## [What you will do]
Each line containing the word "Find" should be found and copied.

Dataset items
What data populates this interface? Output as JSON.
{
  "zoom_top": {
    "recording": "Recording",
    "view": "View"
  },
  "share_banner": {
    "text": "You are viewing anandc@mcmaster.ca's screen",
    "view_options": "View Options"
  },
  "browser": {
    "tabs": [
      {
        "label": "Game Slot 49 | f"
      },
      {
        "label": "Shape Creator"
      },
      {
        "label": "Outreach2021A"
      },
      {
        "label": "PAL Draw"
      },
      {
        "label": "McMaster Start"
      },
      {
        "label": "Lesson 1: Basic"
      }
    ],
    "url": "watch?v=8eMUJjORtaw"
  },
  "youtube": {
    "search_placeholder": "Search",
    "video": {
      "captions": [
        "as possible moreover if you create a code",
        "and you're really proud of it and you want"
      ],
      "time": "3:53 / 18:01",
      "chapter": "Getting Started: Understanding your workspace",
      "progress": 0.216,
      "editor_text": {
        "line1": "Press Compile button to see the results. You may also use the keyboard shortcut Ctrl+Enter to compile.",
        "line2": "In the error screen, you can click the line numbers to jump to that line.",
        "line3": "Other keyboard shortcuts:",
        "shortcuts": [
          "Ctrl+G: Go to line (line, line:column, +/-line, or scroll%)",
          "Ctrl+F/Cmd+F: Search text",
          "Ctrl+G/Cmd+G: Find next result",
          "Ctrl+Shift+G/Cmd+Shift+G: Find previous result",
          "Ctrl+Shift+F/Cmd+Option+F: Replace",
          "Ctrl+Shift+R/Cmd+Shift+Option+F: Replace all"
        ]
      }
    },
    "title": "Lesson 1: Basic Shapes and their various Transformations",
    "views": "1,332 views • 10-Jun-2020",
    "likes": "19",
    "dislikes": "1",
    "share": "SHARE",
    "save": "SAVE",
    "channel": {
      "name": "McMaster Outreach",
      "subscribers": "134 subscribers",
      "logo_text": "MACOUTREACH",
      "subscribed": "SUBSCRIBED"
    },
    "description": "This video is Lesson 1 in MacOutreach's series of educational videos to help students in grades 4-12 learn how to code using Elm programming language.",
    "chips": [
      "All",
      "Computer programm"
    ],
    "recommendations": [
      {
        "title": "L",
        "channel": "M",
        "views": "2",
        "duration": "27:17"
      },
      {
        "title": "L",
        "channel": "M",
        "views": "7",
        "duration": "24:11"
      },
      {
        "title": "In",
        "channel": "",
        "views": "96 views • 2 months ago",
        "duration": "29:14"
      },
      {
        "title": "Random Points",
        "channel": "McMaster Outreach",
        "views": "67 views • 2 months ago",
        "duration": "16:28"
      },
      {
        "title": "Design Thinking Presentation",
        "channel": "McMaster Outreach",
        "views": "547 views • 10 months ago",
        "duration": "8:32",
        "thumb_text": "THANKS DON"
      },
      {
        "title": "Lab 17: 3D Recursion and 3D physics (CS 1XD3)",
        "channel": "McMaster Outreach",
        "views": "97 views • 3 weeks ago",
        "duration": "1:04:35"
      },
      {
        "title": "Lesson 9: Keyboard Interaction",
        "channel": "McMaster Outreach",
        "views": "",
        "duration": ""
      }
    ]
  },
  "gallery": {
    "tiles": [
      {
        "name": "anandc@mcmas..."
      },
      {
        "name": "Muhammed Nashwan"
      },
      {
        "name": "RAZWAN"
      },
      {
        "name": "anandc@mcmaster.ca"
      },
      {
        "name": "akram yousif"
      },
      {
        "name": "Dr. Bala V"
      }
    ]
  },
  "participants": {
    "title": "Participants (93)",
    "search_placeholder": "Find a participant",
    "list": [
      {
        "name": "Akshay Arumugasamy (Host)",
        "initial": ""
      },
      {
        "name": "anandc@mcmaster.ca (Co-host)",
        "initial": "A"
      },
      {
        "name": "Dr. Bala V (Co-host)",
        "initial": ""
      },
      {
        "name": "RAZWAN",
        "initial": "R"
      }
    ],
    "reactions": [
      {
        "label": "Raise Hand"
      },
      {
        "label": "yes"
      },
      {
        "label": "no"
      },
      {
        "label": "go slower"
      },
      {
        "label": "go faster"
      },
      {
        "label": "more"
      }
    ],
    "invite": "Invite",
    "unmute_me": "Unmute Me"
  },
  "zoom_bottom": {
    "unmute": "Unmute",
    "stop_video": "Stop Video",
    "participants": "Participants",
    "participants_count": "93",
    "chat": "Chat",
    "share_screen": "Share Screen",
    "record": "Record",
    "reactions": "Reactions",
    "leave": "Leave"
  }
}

## [Written reply]
          "Ctrl+G/Cmd+G: Find next result",
          "Ctrl+Shift+G/Cmd+Shift+G: Find previous result",
    "search_placeholder": "Find a participant",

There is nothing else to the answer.